(Collected data entries)

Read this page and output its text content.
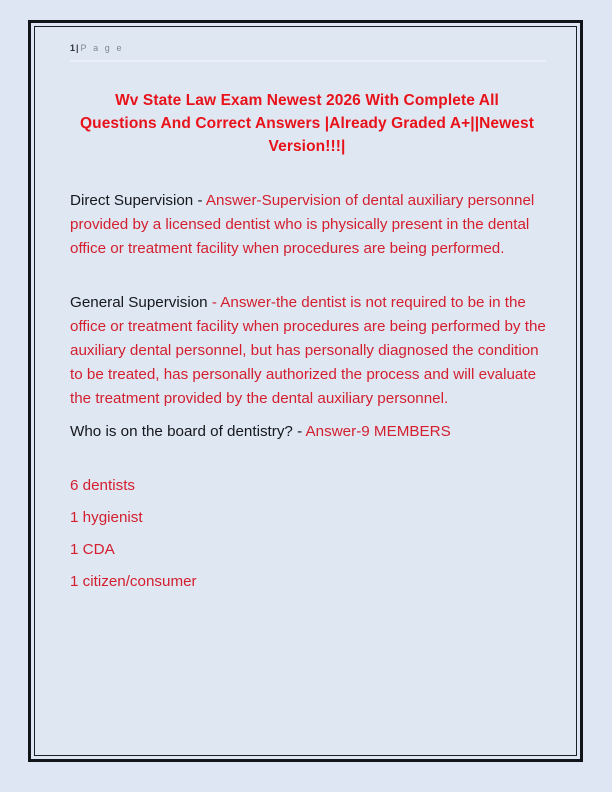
1| P a g e
Wv State Law Exam Newest 2026 With Complete All Questions And Correct Answers |Already Graded A+||Newest Version!!!|
Direct Supervision - Answer-Supervision of dental auxiliary personnel provided by a licensed dentist who is physically present in the dental office or treatment facility when procedures are being performed.
General Supervision - Answer-the dentist is not required to be in the office or treatment facility when procedures are being performed by the auxiliary dental personnel, but has personally diagnosed the condition to be treated, has personally authorized the process and will evaluate the treatment provided by the dental auxiliary personnel.
Who is on the board of dentistry? - Answer-9 MEMBERS
6 dentists
1 hygienist
1 CDA
1 citizen/consumer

Objective:
Write out all the entries again, word for word, and print no images.

Solution to this exercise:
Read this page and output its text content.
1| P a g e
Wv State Law Exam Newest 2026 With Complete All Questions And Correct Answers |Already Graded A+||Newest Version!!!|
Direct Supervision - Answer-Supervision of dental auxiliary personnel provided by a licensed dentist who is physically present in the dental office or treatment facility when procedures are being performed.
General Supervision - Answer-the dentist is not required to be in the office or treatment facility when procedures are being performed by the auxiliary dental personnel, but has personally diagnosed the condition to be treated, has personally authorized the process and will evaluate the treatment provided by the dental auxiliary personnel.
Who is on the board of dentistry? - Answer-9 MEMBERS
6 dentists
1 hygienist
1 CDA
1 citizen/consumer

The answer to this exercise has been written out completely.